[Start Dataset records]
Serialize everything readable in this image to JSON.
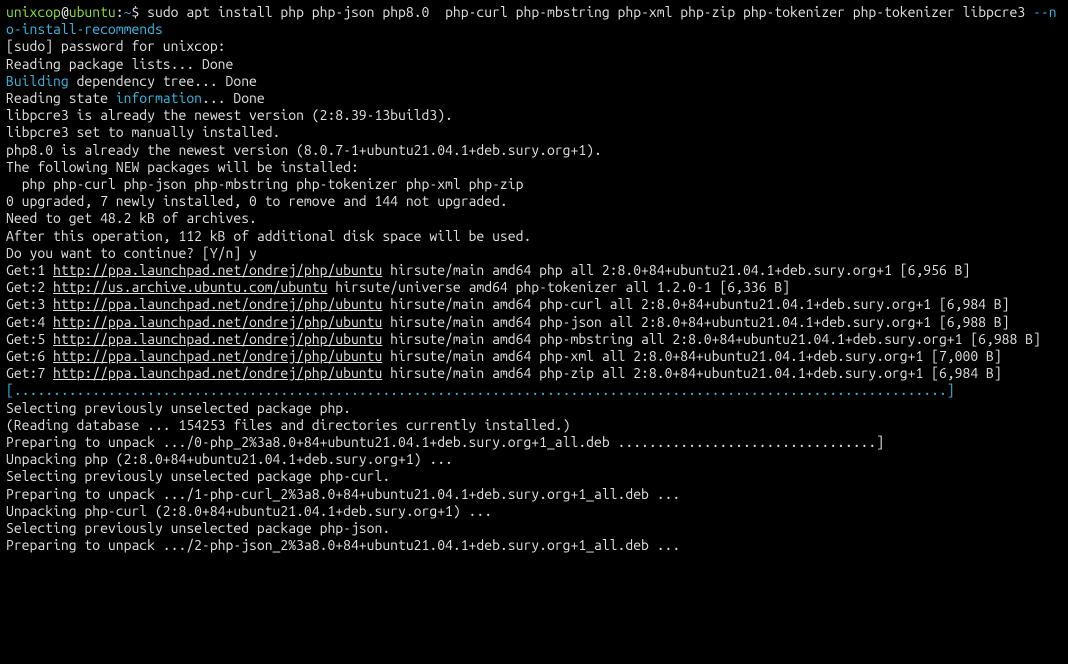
{
  "prompt": {
    "user": "unixcop",
    "host": "ubuntu",
    "path": "~",
    "symbol": "$"
  },
  "command": {
    "base": "sudo apt install php php-json php8.0  php-curl php-mbstring php-xml php-zip php-tokenizer php-tokenizer libpcre3 ",
    "option": "--no-install-recommends"
  },
  "lines": {
    "sudo_pw": "[sudo] password for unixcop:",
    "read_pkg": "Reading package lists... Done",
    "building": "Building",
    "dep_tree": " dependency tree... Done",
    "read_state": "Reading state ",
    "information": "information",
    "read_state_tail": "... Done",
    "libpcre_ver": "libpcre3 is already the newest version (2:8.39-13build3).",
    "libpcre_manual": "libpcre3 set to manually installed.",
    "php8_ver": "php8.0 is already the newest version (8.0.7-1+ubuntu21.04.1+deb.sury.org+1).",
    "new_pkgs_hdr": "The following NEW packages will be installed:",
    "new_pkgs_list": "  php php-curl php-json php-mbstring php-tokenizer php-xml php-zip",
    "upgrade_summary": "0 upgraded, 7 newly installed, 0 to remove and 144 not upgraded.",
    "need_get": "Need to get 48.2 kB of archives.",
    "after_op": "After this operation, 112 kB of additional disk space will be used.",
    "continue_q": "Do you want to continue? [Y/n] y",
    "get1_pre": "Get:1 ",
    "get1_url": "http://ppa.launchpad.net/ondrej/php/ubuntu",
    "get1_post": " hirsute/main amd64 php all 2:8.0+84+ubuntu21.04.1+deb.sury.org+1 [6,956 B]",
    "get2_pre": "Get:2 ",
    "get2_url": "http://us.archive.ubuntu.com/ubuntu",
    "get2_post": " hirsute/universe amd64 php-tokenizer all 1.2.0-1 [6,336 B]",
    "get3_pre": "Get:3 ",
    "get3_url": "http://ppa.launchpad.net/ondrej/php/ubuntu",
    "get3_post": " hirsute/main amd64 php-curl all 2:8.0+84+ubuntu21.04.1+deb.sury.org+1 [6,984 B]",
    "get4_pre": "Get:4 ",
    "get4_url": "http://ppa.launchpad.net/ondrej/php/ubuntu",
    "get4_post": " hirsute/main amd64 php-json all 2:8.0+84+ubuntu21.04.1+deb.sury.org+1 [6,988 B]",
    "get5_pre": "Get:5 ",
    "get5_url": "http://ppa.launchpad.net/ondrej/php/ubuntu",
    "get5_post": " hirsute/main amd64 php-mbstring all 2:8.0+84+ubuntu21.04.1+deb.sury.org+1 [6,988 B]",
    "get6_pre": "Get:6 ",
    "get6_url": "http://ppa.launchpad.net/ondrej/php/ubuntu",
    "get6_post": " hirsute/main amd64 php-xml all 2:8.0+84+ubuntu21.04.1+deb.sury.org+1 [7,000 B]",
    "get7_pre": "Get:7 ",
    "get7_url": "http://ppa.launchpad.net/ondrej/php/ubuntu",
    "get7_post": " hirsute/main amd64 php-zip all 2:8.0+84+ubuntu21.04.1+deb.sury.org+1 [6,984 B]",
    "progress_bar": "[.......................................................................................................................]",
    "sel_php": "Selecting previously unselected package php.",
    "read_db": "(Reading database ... 154253 files and directories currently installed.)",
    "prep_php": "Preparing to unpack .../0-php_2%3a8.0+84+ubuntu21.04.1+deb.sury.org+1_all.deb .................................]",
    "unpack_php": "Unpacking php (2:8.0+84+ubuntu21.04.1+deb.sury.org+1) ...",
    "sel_phpcurl": "Selecting previously unselected package php-curl.",
    "prep_phpcurl": "Preparing to unpack .../1-php-curl_2%3a8.0+84+ubuntu21.04.1+deb.sury.org+1_all.deb ...",
    "unpack_phpcurl": "Unpacking php-curl (2:8.0+84+ubuntu21.04.1+deb.sury.org+1) ...",
    "sel_phpjson": "Selecting previously unselected package php-json.",
    "prep_phpjson": "Preparing to unpack .../2-php-json_2%3a8.0+84+ubuntu21.04.1+deb.sury.org+1_all.deb ..."
  }
}
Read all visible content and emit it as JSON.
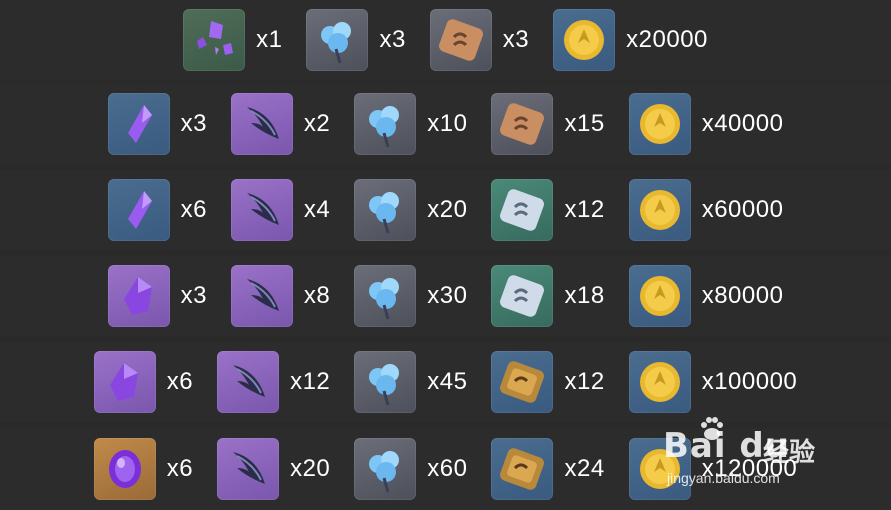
{
  "rows": [
    {
      "items": [
        {
          "icon": "purple-shards-icon",
          "qty": "x1"
        },
        {
          "icon": "blue-flower-icon",
          "qty": "x3"
        },
        {
          "icon": "bronze-scroll-icon",
          "qty": "x3"
        },
        {
          "icon": "gold-coin-icon",
          "qty": "x20000"
        }
      ]
    },
    {
      "items": [
        {
          "icon": "purple-crystal-icon",
          "qty": "x3"
        },
        {
          "icon": "dark-feather-icon",
          "qty": "x2"
        },
        {
          "icon": "blue-flower-icon",
          "qty": "x10"
        },
        {
          "icon": "bronze-scroll-icon",
          "qty": "x15"
        },
        {
          "icon": "gold-coin-icon",
          "qty": "x40000"
        }
      ]
    },
    {
      "items": [
        {
          "icon": "purple-crystal-icon",
          "qty": "x6"
        },
        {
          "icon": "dark-feather-icon",
          "qty": "x4"
        },
        {
          "icon": "blue-flower-icon",
          "qty": "x20"
        },
        {
          "icon": "silver-scroll-icon",
          "qty": "x12"
        },
        {
          "icon": "gold-coin-icon",
          "qty": "x60000"
        }
      ]
    },
    {
      "items": [
        {
          "icon": "purple-chunk-icon",
          "qty": "x3"
        },
        {
          "icon": "dark-feather-icon",
          "qty": "x8"
        },
        {
          "icon": "blue-flower-icon",
          "qty": "x30"
        },
        {
          "icon": "silver-scroll-icon",
          "qty": "x18"
        },
        {
          "icon": "gold-coin-icon",
          "qty": "x80000"
        }
      ]
    },
    {
      "items": [
        {
          "icon": "purple-chunk-icon",
          "qty": "x6"
        },
        {
          "icon": "dark-feather-icon",
          "qty": "x12"
        },
        {
          "icon": "blue-flower-icon",
          "qty": "x45"
        },
        {
          "icon": "gold-scroll-icon",
          "qty": "x12"
        },
        {
          "icon": "gold-coin-icon",
          "qty": "x100000"
        }
      ]
    },
    {
      "items": [
        {
          "icon": "purple-gem-icon",
          "qty": "x6"
        },
        {
          "icon": "dark-feather-icon",
          "qty": "x20"
        },
        {
          "icon": "blue-flower-icon",
          "qty": "x60"
        },
        {
          "icon": "gold-scroll-icon",
          "qty": "x24"
        },
        {
          "icon": "gold-coin-icon",
          "qty": "x120000"
        }
      ]
    }
  ],
  "watermark": {
    "logo": "Bai  du",
    "cn": "经验",
    "url": "jingyan.baidu.com"
  }
}
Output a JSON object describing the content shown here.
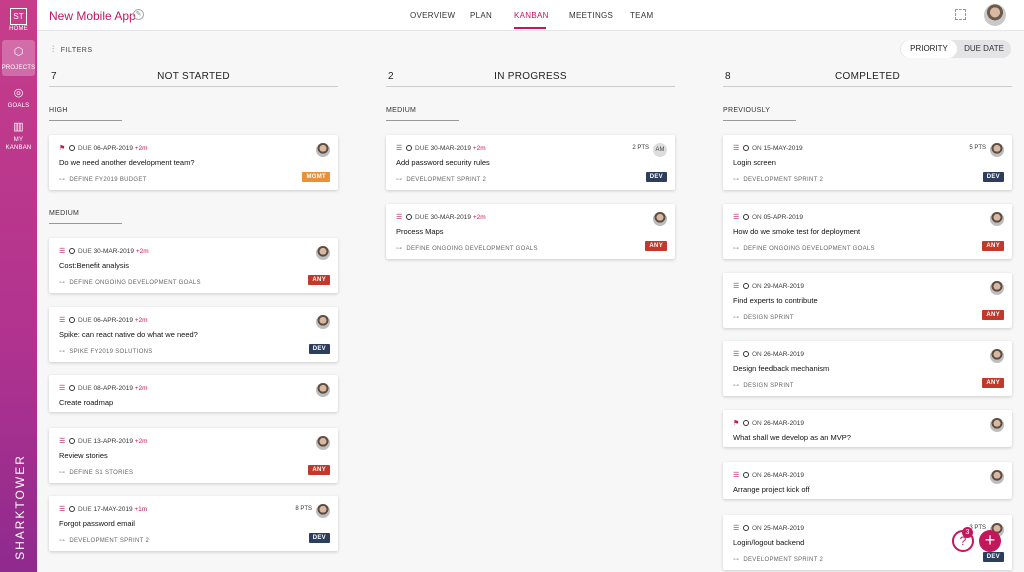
{
  "sidebar": {
    "logo": "ST",
    "home": "HOME",
    "projects": "PROJECTS",
    "goals": "GOALS",
    "my_kanban_1": "MY",
    "my_kanban_2": "KANBAN",
    "brand": "SHARKTOWER"
  },
  "topbar": {
    "title": "New Mobile App",
    "nav": [
      "OVERVIEW",
      "PLAN",
      "KANBAN",
      "MEETINGS",
      "TEAM"
    ]
  },
  "toolbar": {
    "filters": "FILTERS",
    "sort_priority": "PRIORITY",
    "sort_due": "DUE DATE"
  },
  "columns": [
    {
      "count": "7",
      "title": "NOT STARTED"
    },
    {
      "count": "2",
      "title": "IN PROGRESS"
    },
    {
      "count": "8",
      "title": "COMPLETED"
    }
  ],
  "groups": [
    "HIGH",
    "MEDIUM",
    "MEDIUM",
    "PREVIOUSLY"
  ],
  "colors": {
    "accent": "#c2185b",
    "mgmt": "#e8913a",
    "any": "#c0392b",
    "dev": "#2c3e5c"
  },
  "cards": [
    {
      "icon": "flag-icon",
      "prefix": "DUE",
      "date": "06-APR-2019",
      "delta": "+2m",
      "title": "Do we need another development team?",
      "goal": "DEFINE FY2019 BUDGET",
      "tag": "MGMT",
      "pts": ""
    },
    {
      "icon": "list-icon",
      "prefix": "DUE",
      "date": "30-MAR-2019",
      "delta": "+2m",
      "title": "Cost:Benefit analysis",
      "goal": "DEFINE ONGOING DEVELOPMENT GOALS",
      "tag": "ANY",
      "pts": ""
    },
    {
      "icon": "list-icon",
      "prefix": "DUE",
      "date": "06-APR-2019",
      "delta": "+2m",
      "title": "Spike: can react native do what we need?",
      "goal": "SPIKE FY2019 SOLUTIONS",
      "tag": "DEV",
      "pts": ""
    },
    {
      "icon": "list-icon",
      "prefix": "DUE",
      "date": "08-APR-2019",
      "delta": "+2m",
      "title": "Create roadmap",
      "goal": "",
      "tag": "",
      "pts": ""
    },
    {
      "icon": "list-icon",
      "prefix": "DUE",
      "date": "13-APR-2019",
      "delta": "+2m",
      "title": "Review stories",
      "goal": "DEFINE S1 STORIES",
      "tag": "ANY",
      "pts": ""
    },
    {
      "icon": "list-icon",
      "prefix": "DUE",
      "date": "17-MAY-2019",
      "delta": "+1m",
      "title": "Forgot password email",
      "goal": "DEVELOPMENT SPRINT 2",
      "tag": "DEV",
      "pts": "8 PTS"
    },
    {
      "icon": "list-icon",
      "prefix": "DUE",
      "date": "30-MAR-2019",
      "delta": "+2m",
      "title": "Add password security rules",
      "goal": "DEVELOPMENT SPRINT 2",
      "tag": "DEV",
      "pts": "2 PTS",
      "initials": "AM"
    },
    {
      "icon": "list-icon",
      "prefix": "DUE",
      "date": "30-MAR-2019",
      "delta": "+2m",
      "title": "Process Maps",
      "goal": "DEFINE ONGOING DEVELOPMENT GOALS",
      "tag": "ANY",
      "pts": ""
    },
    {
      "icon": "list-icon",
      "prefix": "ON",
      "date": "15-MAY-2019",
      "delta": "",
      "title": "Login screen",
      "goal": "DEVELOPMENT SPRINT 2",
      "tag": "DEV",
      "pts": "5 PTS"
    },
    {
      "icon": "list-icon",
      "prefix": "ON",
      "date": "05-APR-2019",
      "delta": "",
      "title": "How do we smoke test for deployment",
      "goal": "DEFINE ONGOING DEVELOPMENT GOALS",
      "tag": "ANY",
      "pts": ""
    },
    {
      "icon": "list-icon",
      "prefix": "ON",
      "date": "29-MAR-2019",
      "delta": "",
      "title": "Find experts to contribute",
      "goal": "DESIGN SPRINT",
      "tag": "ANY",
      "pts": ""
    },
    {
      "icon": "list-icon",
      "prefix": "ON",
      "date": "26-MAR-2019",
      "delta": "",
      "title": "Design feedback mechanism",
      "goal": "DESIGN SPRINT",
      "tag": "ANY",
      "pts": ""
    },
    {
      "icon": "flag-icon",
      "prefix": "ON",
      "date": "26-MAR-2019",
      "delta": "",
      "title": "What shall we develop as an MVP?",
      "goal": "",
      "tag": "",
      "pts": ""
    },
    {
      "icon": "list-icon",
      "prefix": "ON",
      "date": "26-MAR-2019",
      "delta": "",
      "title": "Arrange project kick off",
      "goal": "",
      "tag": "",
      "pts": ""
    },
    {
      "icon": "list-icon",
      "prefix": "ON",
      "date": "25-MAR-2019",
      "delta": "",
      "title": "Login/logout backend",
      "goal": "DEVELOPMENT SPRINT 2",
      "tag": "DEV",
      "pts": "3 PTS"
    }
  ],
  "help": {
    "badge": "3",
    "symbol": "?"
  },
  "fab": {
    "symbol": "+"
  }
}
[End Dataset records]
Written exercise -> Pull out all lines containing "password".

Exercise solution ->
    "sudo_pw": "[sudo] password for unixcop:",
      "title": "Forgot password email",
      "title": "Add password security rules",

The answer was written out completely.